WRITTEN PROBLEM
Copy each line of the records that holds the string "page".

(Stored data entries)
--------
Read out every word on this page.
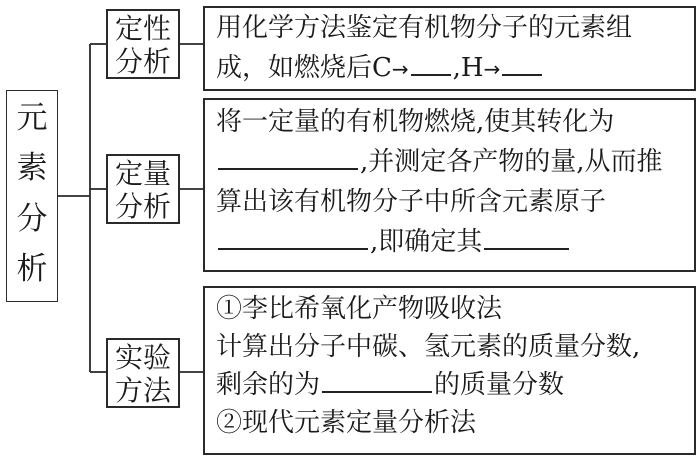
元
素
分
析
定性
分析
用化学方法鉴定有机物分子的元素组
成，如燃烧后C→ ,H→
定量
分析
将一定量的有机物燃烧,使其转化为
,并测定各产物的量,从而推
算出该有机物分子中所含元素原子
,即确定其
实验
方法
①李比希氧化产物吸收法
计算出分子中碳、氢元素的质量分数,
剩余的为	的质量分数
②现代元素定量分析法
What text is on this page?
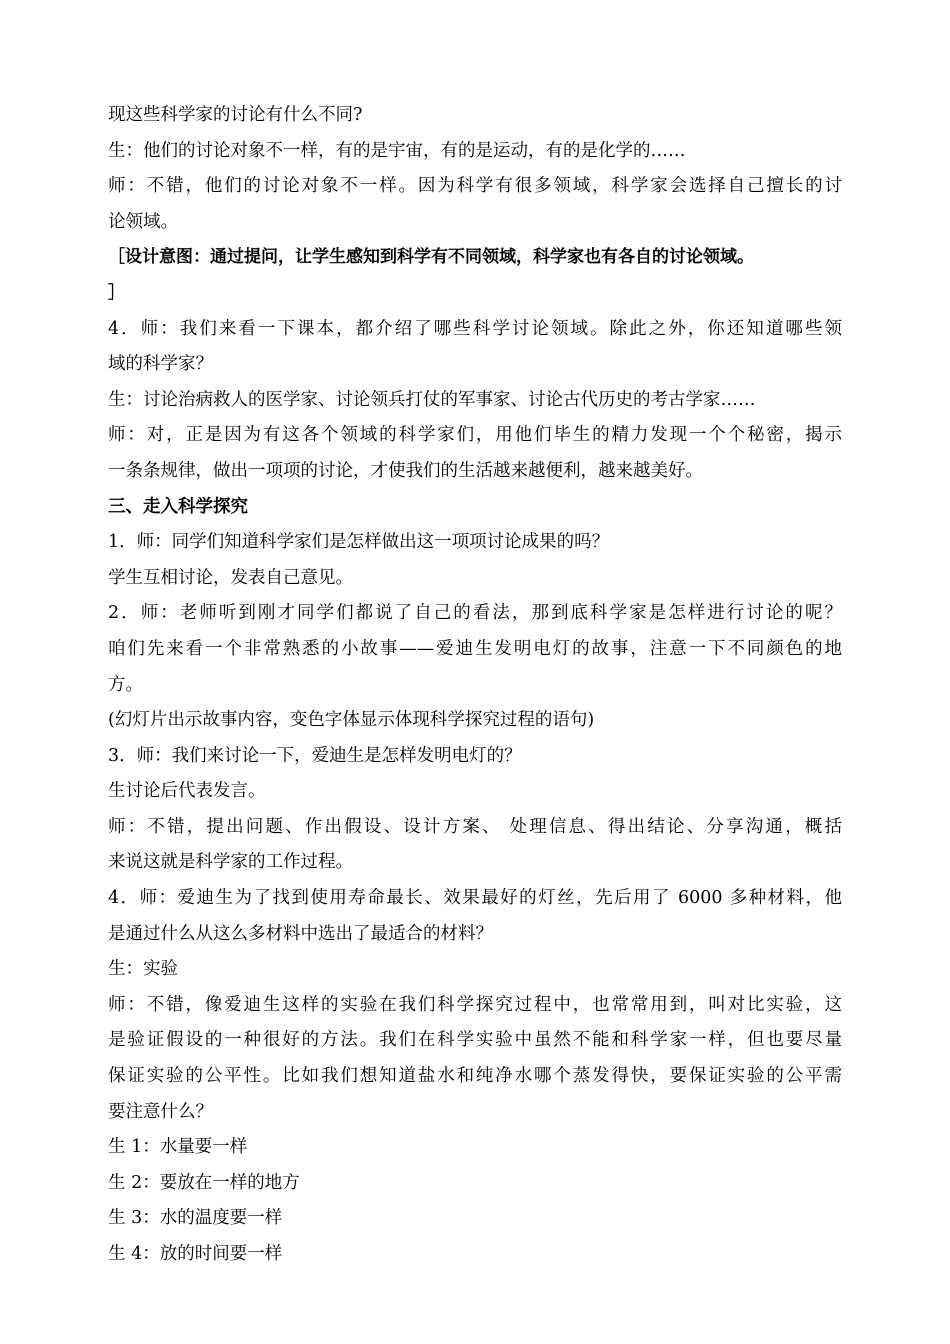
现这些科学家的讨论有什么不同?
生：他们的讨论对象不一样，有的是宇宙，有的是运动，有的是化学的……
师：不错，他们的讨论对象不一样。因为科学有很多领域，科学家会选择自己擅长的讨
论领域。
［设计意图：通过提问，让学生感知到科学有不同领域，科学家也有各自的讨论领域。
］
4．师：我们来看一下课本，都介绍了哪些科学讨论领域。除此之外，你还知道哪些领
域的科学家？
生：讨论治病救人的医学家、讨论领兵打仗的军事家、讨论古代历史的考古学家……
师：对，正是因为有这各个领域的科学家们，用他们毕生的精力发现一个个秘密，揭示
一条条规律，做出一项项的讨论，才使我们的生活越来越便利，越来越美好。
三、走入科学探究
1．师：同学们知道科学家们是怎样做出这一项项讨论成果的吗？
学生互相讨论，发表自己意见。
2．师：老师听到刚才同学们都说了自己的看法，那到底科学家是怎样进行讨论的呢？
咱们先来看一个非常熟悉的小故事——爱迪生发明电灯的故事，注意一下不同颜色的地
方。
(幻灯片出示故事内容，变色字体显示体现科学探究过程的语句)
3．师：我们来讨论一下，爱迪生是怎样发明电灯的？
生讨论后代表发言。
师：不错，提出问题、作出假设、设计方案、 处理信息、得出结论、分享沟通，概括
来说这就是科学家的工作过程。
4．师：爱迪生为了找到使用寿命最长、效果最好的灯丝，先后用了 6000 多种材料，他
是通过什么从这么多材料中选出了最适合的材料？
生：实验
师：不错，像爱迪生这样的实验在我们科学探究过程中，也常常用到，叫对比实验，这
是验证假设的一种很好的方法。我们在科学实验中虽然不能和科学家一样，但也要尽量
保证实验的公平性。比如我们想知道盐水和纯净水哪个蒸发得快，要保证实验的公平需
要注意什么？
生 1：水量要一样
生 2：要放在一样的地方
生 3：水的温度要一样
生 4：放的时间要一样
--------
ANSWER
Read out every word on this page.
What text is on this page?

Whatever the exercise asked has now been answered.